[Dataset entries on figures]
________
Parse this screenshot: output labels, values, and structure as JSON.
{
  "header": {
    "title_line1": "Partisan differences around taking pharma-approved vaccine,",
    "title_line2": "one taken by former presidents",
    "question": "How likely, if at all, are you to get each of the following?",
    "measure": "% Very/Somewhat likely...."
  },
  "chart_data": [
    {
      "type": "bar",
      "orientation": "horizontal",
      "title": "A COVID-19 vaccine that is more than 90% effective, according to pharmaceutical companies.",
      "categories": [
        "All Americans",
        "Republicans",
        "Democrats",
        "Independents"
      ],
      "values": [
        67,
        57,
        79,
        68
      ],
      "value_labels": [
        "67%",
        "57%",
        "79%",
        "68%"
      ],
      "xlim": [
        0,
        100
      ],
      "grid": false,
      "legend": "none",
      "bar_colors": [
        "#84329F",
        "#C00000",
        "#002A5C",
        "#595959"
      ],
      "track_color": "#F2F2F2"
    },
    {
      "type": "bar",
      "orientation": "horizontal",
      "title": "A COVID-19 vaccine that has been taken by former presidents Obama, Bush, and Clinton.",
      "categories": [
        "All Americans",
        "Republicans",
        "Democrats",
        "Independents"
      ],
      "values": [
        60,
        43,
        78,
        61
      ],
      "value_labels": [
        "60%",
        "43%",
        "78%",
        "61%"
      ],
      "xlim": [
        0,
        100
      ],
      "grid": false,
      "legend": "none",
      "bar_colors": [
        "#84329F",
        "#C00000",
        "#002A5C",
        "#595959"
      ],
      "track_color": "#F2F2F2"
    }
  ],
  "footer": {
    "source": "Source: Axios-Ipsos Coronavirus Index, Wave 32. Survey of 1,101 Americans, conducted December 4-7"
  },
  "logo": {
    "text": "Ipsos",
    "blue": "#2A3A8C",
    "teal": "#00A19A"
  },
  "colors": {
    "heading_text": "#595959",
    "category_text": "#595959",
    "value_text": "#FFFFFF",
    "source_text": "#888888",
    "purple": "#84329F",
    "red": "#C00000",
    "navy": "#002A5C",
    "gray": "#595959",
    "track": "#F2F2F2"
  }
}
________
Whenever the string "former" shows up in a line of the records, that line counts; state how many lines count, and only that.

• _Output for this task_: 2